## Records contained in a dataset
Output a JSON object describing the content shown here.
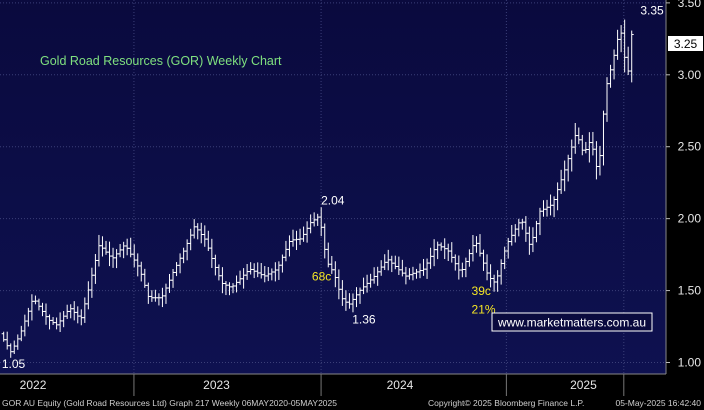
{
  "chart_data": {
    "type": "ohlc",
    "title": "Gold Road Resources (GOR) Weekly Chart",
    "ylim": [
      0.92,
      3.52
    ],
    "y_ticks": [
      "3.50",
      "3.00",
      "2.50",
      "2.00",
      "1.50",
      "1.00"
    ],
    "y_tick_values": [
      3.5,
      3.0,
      2.5,
      2.0,
      1.5,
      1.0
    ],
    "year_labels": [
      "2022",
      "2023",
      "2024",
      "2025"
    ],
    "year_label_pos": [
      0.1,
      1.1,
      2.1,
      3.1
    ],
    "year_separators": [
      0.65,
      1.67,
      2.68,
      3.32
    ],
    "x_range": [
      -0.08,
      3.55
    ],
    "last_price": "3.25",
    "last_price_value": 3.25,
    "annotations": [
      {
        "text": "3.35",
        "x": 3.41,
        "y": 3.42,
        "color": "#ffffff"
      },
      {
        "text": "2.04",
        "x": 1.67,
        "y": 2.1,
        "color": "#ffffff"
      },
      {
        "text": "68c",
        "x": 1.62,
        "y": 1.57,
        "color": "#f5e625"
      },
      {
        "text": "1.36",
        "x": 1.84,
        "y": 1.27,
        "color": "#ffffff"
      },
      {
        "text": "39c",
        "x": 2.49,
        "y": 1.47,
        "color": "#f5e625"
      },
      {
        "text": "21%",
        "x": 2.49,
        "y": 1.34,
        "color": "#f5e625"
      },
      {
        "text": "1.05",
        "x": -0.07,
        "y": 0.96,
        "color": "#ffffff"
      }
    ],
    "website": "www.marketmatters.com.au",
    "footer_left": "GOR AU Equity (Gold Road Resources Ltd) Graph 217  Weekly 06MAY2020-05MAY2025",
    "footer_center": "Copyright© 2025 Bloomberg Finance L.P.",
    "footer_right": "05-May-2025 16:42:40",
    "keypoints": [
      [
        -0.06,
        1.2
      ],
      [
        0.0,
        1.07
      ],
      [
        0.05,
        1.2
      ],
      [
        0.12,
        1.45
      ],
      [
        0.2,
        1.3
      ],
      [
        0.25,
        1.26
      ],
      [
        0.32,
        1.38
      ],
      [
        0.38,
        1.3
      ],
      [
        0.42,
        1.5
      ],
      [
        0.48,
        1.82
      ],
      [
        0.55,
        1.72
      ],
      [
        0.62,
        1.82
      ],
      [
        0.7,
        1.65
      ],
      [
        0.75,
        1.45
      ],
      [
        0.82,
        1.45
      ],
      [
        0.88,
        1.62
      ],
      [
        0.95,
        1.8
      ],
      [
        1.0,
        1.95
      ],
      [
        1.06,
        1.85
      ],
      [
        1.1,
        1.7
      ],
      [
        1.15,
        1.55
      ],
      [
        1.2,
        1.52
      ],
      [
        1.3,
        1.65
      ],
      [
        1.38,
        1.6
      ],
      [
        1.45,
        1.65
      ],
      [
        1.52,
        1.85
      ],
      [
        1.58,
        1.86
      ],
      [
        1.63,
        1.97
      ],
      [
        1.68,
        2.02
      ],
      [
        1.72,
        1.7
      ],
      [
        1.76,
        1.62
      ],
      [
        1.8,
        1.45
      ],
      [
        1.84,
        1.4
      ],
      [
        1.9,
        1.5
      ],
      [
        1.98,
        1.6
      ],
      [
        2.05,
        1.72
      ],
      [
        2.15,
        1.6
      ],
      [
        2.25,
        1.65
      ],
      [
        2.32,
        1.82
      ],
      [
        2.38,
        1.78
      ],
      [
        2.45,
        1.62
      ],
      [
        2.53,
        1.85
      ],
      [
        2.6,
        1.6
      ],
      [
        2.64,
        1.55
      ],
      [
        2.7,
        1.82
      ],
      [
        2.78,
        2.0
      ],
      [
        2.83,
        1.8
      ],
      [
        2.88,
        2.05
      ],
      [
        2.95,
        2.1
      ],
      [
        3.02,
        2.35
      ],
      [
        3.08,
        2.6
      ],
      [
        3.12,
        2.45
      ],
      [
        3.16,
        2.55
      ],
      [
        3.2,
        2.3
      ],
      [
        3.24,
        2.9
      ],
      [
        3.28,
        3.1
      ],
      [
        3.32,
        3.33
      ],
      [
        3.36,
        2.98
      ],
      [
        3.38,
        3.28
      ]
    ]
  }
}
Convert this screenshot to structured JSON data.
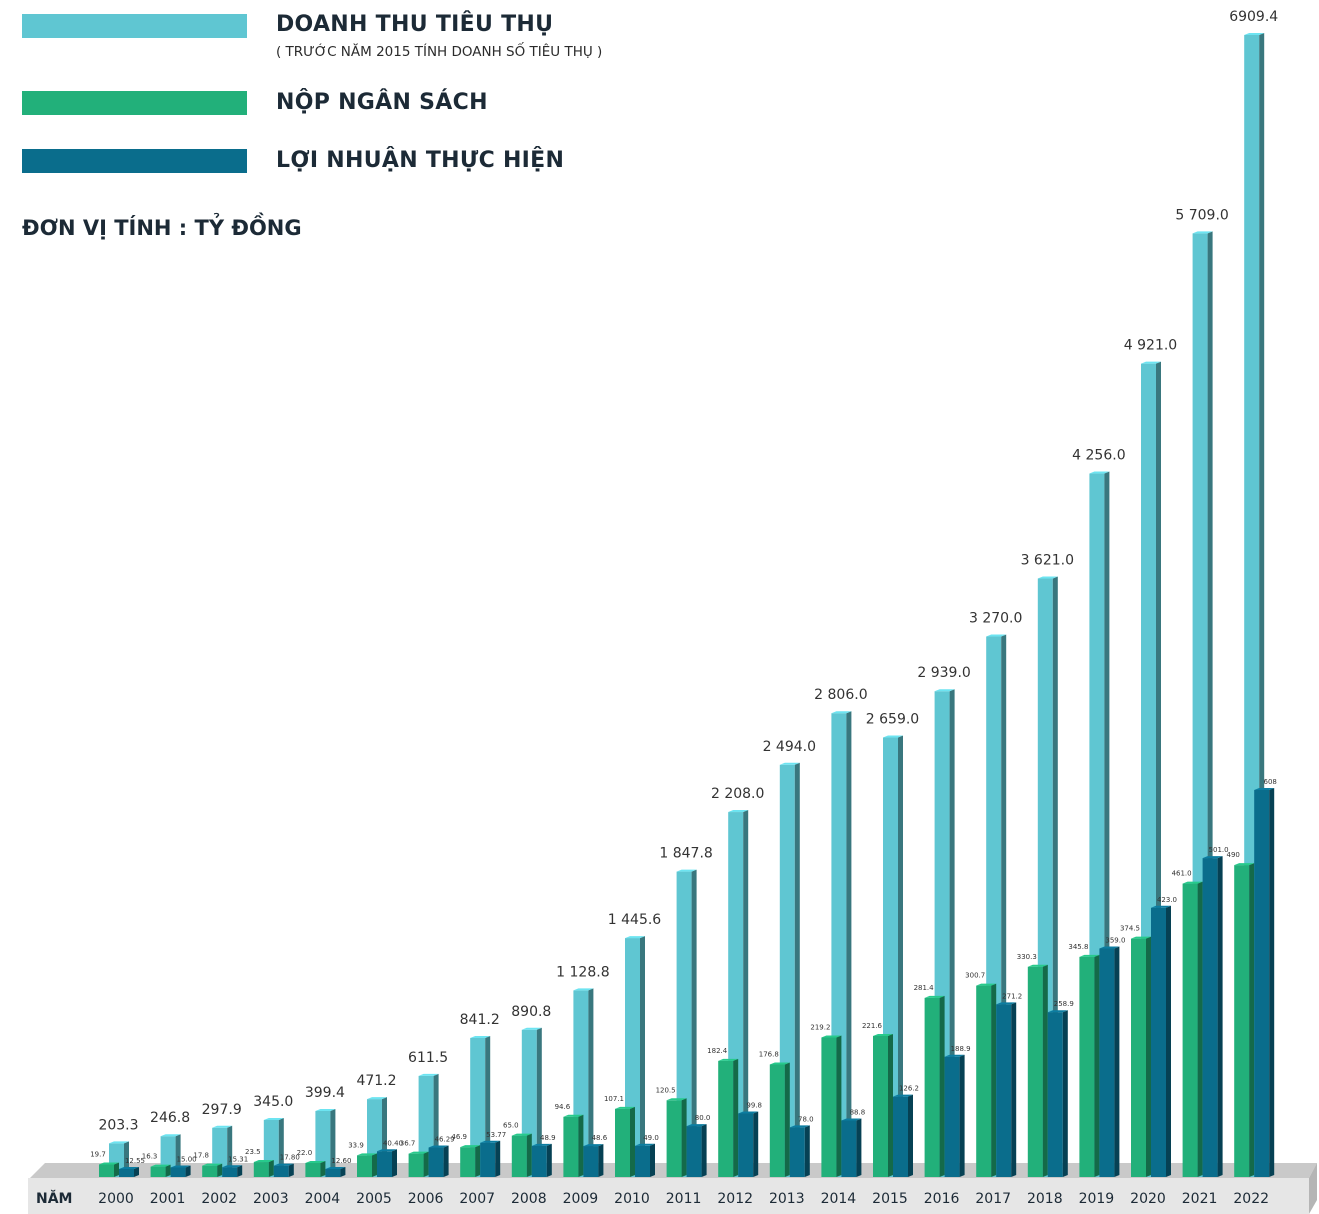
{
  "legend": {
    "revenue_label": "DOANH THU TIÊU THỤ",
    "revenue_note": "( TRƯỚC NĂM 2015 TÍNH DOANH SỐ TIÊU THỤ )",
    "budget_label": "NỘP NGÂN SÁCH",
    "profit_label": "LỢI NHUẬN THỰC HIỆN"
  },
  "unit_label": "ĐƠN VỊ TÍNH : TỶ ĐỒNG",
  "colors": {
    "revenue": "#5fc6d2",
    "budget": "#22b07a",
    "profit": "#0a6d8c",
    "floor": "#c8c8c8"
  },
  "chart_data": {
    "type": "bar",
    "xlabel": "NĂM",
    "categories": [
      "2000",
      "2001",
      "2002",
      "2003",
      "2004",
      "2005",
      "2006",
      "2007",
      "2008",
      "2009",
      "2010",
      "2011",
      "2012",
      "2013",
      "2014",
      "2015",
      "2016",
      "2017",
      "2018",
      "2019",
      "2020",
      "2021",
      "2022"
    ],
    "series": [
      {
        "name": "DOANH THU TIÊU THỤ",
        "values": [
          203.3,
          246.8,
          297.9,
          345.0,
          399.4,
          471.2,
          611.5,
          841.2,
          890.8,
          1128.8,
          1445.6,
          1847.8,
          2208.0,
          2494.0,
          2806.0,
          2659.0,
          2939.0,
          3270.0,
          3621.0,
          4256.0,
          4921.0,
          5709.0,
          6909.4
        ],
        "labels": [
          "203.3",
          "246.8",
          "297.9",
          "345.0",
          "399.4",
          "471.2",
          "611.5",
          "841.2",
          "890.8",
          "1 128.8",
          "1 445.6",
          "1 847.8",
          "2 208.0",
          "2 494.0",
          "2 806.0",
          "2 659.0",
          "2 939.0",
          "3 270.0",
          "3 621.0",
          "4 256.0",
          "4 921.0",
          "5 709.0",
          "6909.4"
        ]
      },
      {
        "name": "NỘP NGÂN SÁCH",
        "values": [
          19.7,
          16.3,
          17.8,
          23.5,
          22.0,
          33.9,
          36.7,
          46.9,
          65.0,
          94.6,
          107.1,
          120.5,
          182.4,
          176.8,
          219.2,
          221.6,
          281.4,
          300.7,
          330.3,
          345.8,
          374.5,
          461.0,
          490
        ],
        "labels": [
          "19.7",
          "16.3",
          "17.8",
          "23.5",
          "22.0",
          "33.9",
          "36.7",
          "46.9",
          "65.0",
          "94.6",
          "107.1",
          "120.5",
          "182.4",
          "176.8",
          "219.2",
          "221.6",
          "281.4",
          "300.7",
          "330.3",
          "345.8",
          "374.5",
          "461.0",
          "490"
        ]
      },
      {
        "name": "LỢI NHUẬN THỰC HIỆN",
        "values": [
          12.55,
          15.0,
          15.31,
          17.8,
          12.6,
          40.4,
          46.29,
          53.77,
          48.9,
          48.6,
          49.0,
          80.0,
          99.8,
          78.0,
          88.8,
          126.2,
          188.9,
          271.2,
          258.9,
          359.0,
          423.0,
          501.0,
          608
        ],
        "labels": [
          "12.55",
          "15.00",
          "15.31",
          "17.80",
          "12.60",
          "40.40",
          "46.29",
          "53.77",
          "48.9",
          "48.6",
          "49.0",
          "80.0",
          "99.8",
          "78.0",
          "88.8",
          "126.2",
          "188.9",
          "271.2",
          "258.9",
          "359.0",
          "423.0",
          "501.0",
          "608"
        ]
      }
    ]
  }
}
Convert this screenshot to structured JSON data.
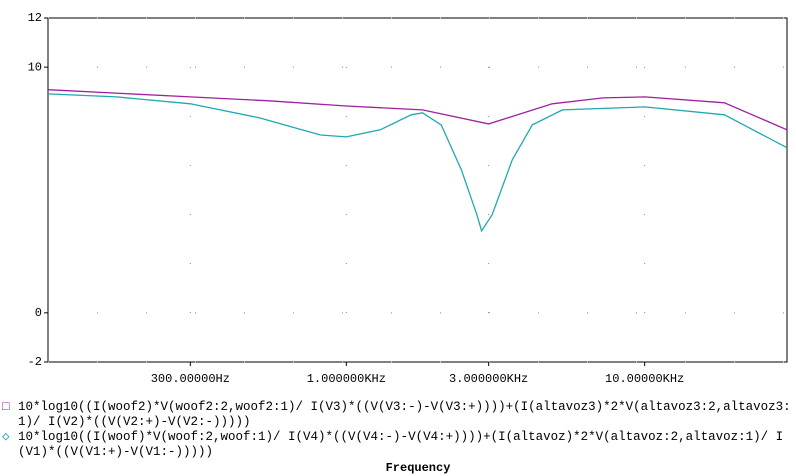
{
  "chart_data": {
    "type": "line",
    "x_label": "Frequency",
    "xscale": "log",
    "xlim": [
      100,
      30000
    ],
    "ylim": [
      -2,
      12
    ],
    "xticks": [
      {
        "value": 300,
        "label": "300.00000Hz"
      },
      {
        "value": 1000,
        "label": "1.000000KHz"
      },
      {
        "value": 3000,
        "label": "3.000000KHz"
      },
      {
        "value": 10000,
        "label": "10.00000KHz"
      }
    ],
    "yticks": [
      -2,
      0,
      10,
      12
    ],
    "grid": true,
    "series": [
      {
        "name": "10*log10((I(woof2)*V(woof2:2,woof2:1)/ I(V3)*((V(V3:-)-V(V3:+))))+(I(altavoz3)*2*V(altavoz3:2,altavoz3:1)/ I(V2)*((V(V2:+)-V(V2:-)))))",
        "color": "#a020a0",
        "x": [
          100,
          300,
          550,
          1000,
          1800,
          3000,
          4900,
          7250,
          10000,
          18500,
          30000
        ],
        "values": [
          9.08,
          8.79,
          8.63,
          8.42,
          8.26,
          7.69,
          8.51,
          8.75,
          8.79,
          8.55,
          7.45
        ]
      },
      {
        "name": "10*log10((I(woof)*V(woof:2,woof:1)/ I(V4)*((V(V4:-)-V(V4:+))))+(I(altavoz)*2*V(altavoz:2,altavoz:1)/ I(V1)*((V(V1:+)-V(V1:-)))))",
        "color": "#20a8b0",
        "x": [
          100,
          170,
          300,
          510,
          820,
          1000,
          1300,
          1650,
          1800,
          2080,
          2430,
          2740,
          2840,
          3080,
          3600,
          4200,
          5300,
          10000,
          18500,
          30000
        ],
        "values": [
          8.91,
          8.79,
          8.51,
          7.94,
          7.24,
          7.16,
          7.45,
          8.06,
          8.14,
          7.65,
          5.82,
          3.99,
          3.34,
          3.99,
          6.23,
          7.65,
          8.26,
          8.38,
          8.06,
          6.72
        ]
      }
    ]
  }
}
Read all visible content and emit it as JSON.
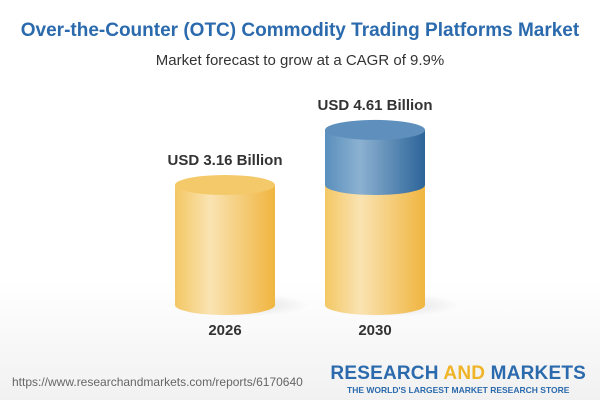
{
  "title": "Over-the-Counter (OTC) Commodity Trading Platforms Market",
  "subtitle": "Market forecast to grow at a CAGR of 9.9%",
  "chart_data": {
    "type": "bar",
    "style": "3d-cylinder",
    "categories": [
      "2026",
      "2030"
    ],
    "values": [
      3.16,
      4.61
    ],
    "data_labels": [
      "USD 3.16 Billion",
      "USD 4.61 Billion"
    ],
    "unit": "USD Billion",
    "colors": {
      "base": "#f3c45e",
      "growth": "#4f86b6"
    }
  },
  "footer": {
    "url": "https://www.researchandmarkets.com/reports/6170640",
    "logo_part1": "RESEARCH ",
    "logo_part2": "AND",
    "logo_part3": " MARKETS",
    "tagline": "THE WORLD'S LARGEST MARKET RESEARCH STORE"
  }
}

## WHAT YOU SHOULD DO
Read through the lines above and collect those that contain the string "JSON".

## RESULT
Output a JSON object describing the content shown here.
Convert this screenshot to structured JSON data.
Convert this screenshot to structured JSON data.
Read all visible content and emit it as JSON.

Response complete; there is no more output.